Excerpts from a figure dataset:
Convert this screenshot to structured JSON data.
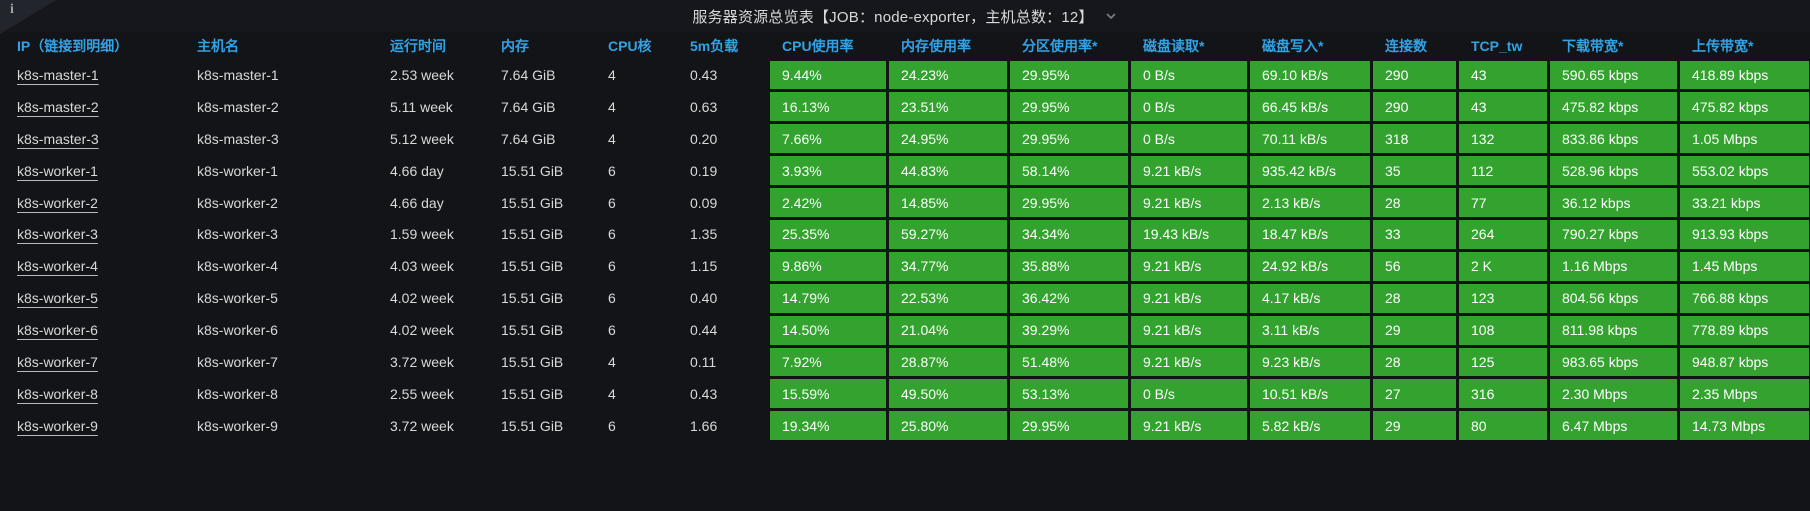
{
  "panel": {
    "title": "服务器资源总览表【JOB：node-exporter，主机总数：12】",
    "info_icon": "i",
    "chevron_icon": "chevron-down"
  },
  "colors": {
    "green": "#33a22f",
    "header_blue": "#33a2e5",
    "background": "#131417",
    "text": "#d8d9da"
  },
  "table": {
    "columns": [
      {
        "key": "ip",
        "label": "IP（链接到明细）",
        "type": "link",
        "colored": false
      },
      {
        "key": "hostname",
        "label": "主机名",
        "type": "text",
        "colored": false
      },
      {
        "key": "uptime",
        "label": "运行时间",
        "type": "text",
        "colored": false
      },
      {
        "key": "memory",
        "label": "内存",
        "type": "text",
        "colored": false
      },
      {
        "key": "cpu_cores",
        "label": "CPU核",
        "type": "text",
        "colored": false
      },
      {
        "key": "load_5m",
        "label": "5m负载",
        "type": "text",
        "colored": false
      },
      {
        "key": "cpu_usage",
        "label": "CPU使用率",
        "type": "text",
        "colored": true
      },
      {
        "key": "mem_usage",
        "label": "内存使用率",
        "type": "text",
        "colored": true
      },
      {
        "key": "partition_usage",
        "label": "分区使用率*",
        "type": "text",
        "colored": true
      },
      {
        "key": "disk_read",
        "label": "磁盘读取*",
        "type": "text",
        "colored": true
      },
      {
        "key": "disk_write",
        "label": "磁盘写入*",
        "type": "text",
        "colored": true
      },
      {
        "key": "connections",
        "label": "连接数",
        "type": "text",
        "colored": true
      },
      {
        "key": "tcp_tw",
        "label": "TCP_tw",
        "type": "text",
        "colored": true
      },
      {
        "key": "download_bw",
        "label": "下载带宽*",
        "type": "text",
        "colored": true
      },
      {
        "key": "upload_bw",
        "label": "上传带宽*",
        "type": "text",
        "colored": true
      }
    ],
    "rows": [
      [
        "k8s-master-1",
        "k8s-master-1",
        "2.53 week",
        "7.64 GiB",
        "4",
        "0.43",
        "9.44%",
        "24.23%",
        "29.95%",
        "0 B/s",
        "69.10 kB/s",
        "290",
        "43",
        "590.65 kbps",
        "418.89 kbps"
      ],
      [
        "k8s-master-2",
        "k8s-master-2",
        "5.11 week",
        "7.64 GiB",
        "4",
        "0.63",
        "16.13%",
        "23.51%",
        "29.95%",
        "0 B/s",
        "66.45 kB/s",
        "290",
        "43",
        "475.82 kbps",
        "475.82 kbps"
      ],
      [
        "k8s-master-3",
        "k8s-master-3",
        "5.12 week",
        "7.64 GiB",
        "4",
        "0.20",
        "7.66%",
        "24.95%",
        "29.95%",
        "0 B/s",
        "70.11 kB/s",
        "318",
        "132",
        "833.86 kbps",
        "1.05 Mbps"
      ],
      [
        "k8s-worker-1",
        "k8s-worker-1",
        "4.66 day",
        "15.51 GiB",
        "6",
        "0.19",
        "3.93%",
        "44.83%",
        "58.14%",
        "9.21 kB/s",
        "935.42 kB/s",
        "35",
        "112",
        "528.96 kbps",
        "553.02 kbps"
      ],
      [
        "k8s-worker-2",
        "k8s-worker-2",
        "4.66 day",
        "15.51 GiB",
        "6",
        "0.09",
        "2.42%",
        "14.85%",
        "29.95%",
        "9.21 kB/s",
        "2.13 kB/s",
        "28",
        "77",
        "36.12 kbps",
        "33.21 kbps"
      ],
      [
        "k8s-worker-3",
        "k8s-worker-3",
        "1.59 week",
        "15.51 GiB",
        "6",
        "1.35",
        "25.35%",
        "59.27%",
        "34.34%",
        "19.43 kB/s",
        "18.47 kB/s",
        "33",
        "264",
        "790.27 kbps",
        "913.93 kbps"
      ],
      [
        "k8s-worker-4",
        "k8s-worker-4",
        "4.03 week",
        "15.51 GiB",
        "6",
        "1.15",
        "9.86%",
        "34.77%",
        "35.88%",
        "9.21 kB/s",
        "24.92 kB/s",
        "56",
        "2 K",
        "1.16 Mbps",
        "1.45 Mbps"
      ],
      [
        "k8s-worker-5",
        "k8s-worker-5",
        "4.02 week",
        "15.51 GiB",
        "6",
        "0.40",
        "14.79%",
        "22.53%",
        "36.42%",
        "9.21 kB/s",
        "4.17 kB/s",
        "28",
        "123",
        "804.56 kbps",
        "766.88 kbps"
      ],
      [
        "k8s-worker-6",
        "k8s-worker-6",
        "4.02 week",
        "15.51 GiB",
        "6",
        "0.44",
        "14.50%",
        "21.04%",
        "39.29%",
        "9.21 kB/s",
        "3.11 kB/s",
        "29",
        "108",
        "811.98 kbps",
        "778.89 kbps"
      ],
      [
        "k8s-worker-7",
        "k8s-worker-7",
        "3.72 week",
        "15.51 GiB",
        "4",
        "0.11",
        "7.92%",
        "28.87%",
        "51.48%",
        "9.21 kB/s",
        "9.23 kB/s",
        "28",
        "125",
        "983.65 kbps",
        "948.87 kbps"
      ],
      [
        "k8s-worker-8",
        "k8s-worker-8",
        "2.55 week",
        "15.51 GiB",
        "4",
        "0.43",
        "15.59%",
        "49.50%",
        "53.13%",
        "0 B/s",
        "10.51 kB/s",
        "27",
        "316",
        "2.30 Mbps",
        "2.35 Mbps"
      ],
      [
        "k8s-worker-9",
        "k8s-worker-9",
        "3.72 week",
        "15.51 GiB",
        "6",
        "1.66",
        "19.34%",
        "25.80%",
        "29.95%",
        "9.21 kB/s",
        "5.82 kB/s",
        "29",
        "80",
        "6.47 Mbps",
        "14.73 Mbps"
      ]
    ]
  }
}
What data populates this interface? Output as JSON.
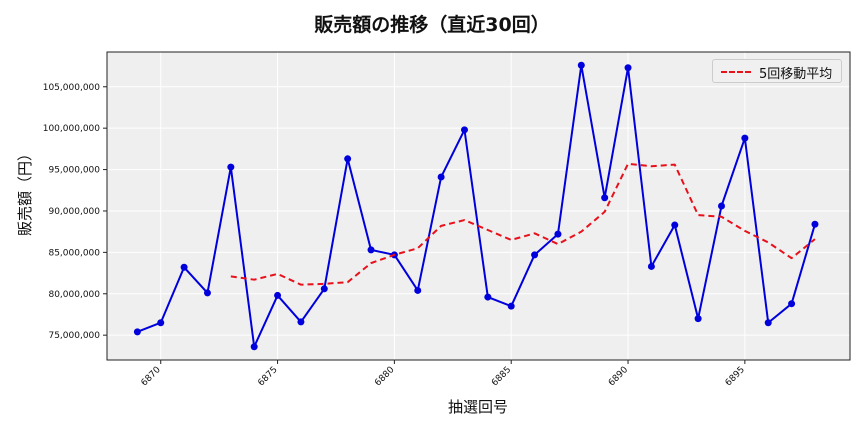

■ **TO BE DONE**
List every line above that holds the word "this".

■ **COMPLETE OUTPUT**
Convert this screenshot to structured JSON data.
What data populates this interface? Output as JSON.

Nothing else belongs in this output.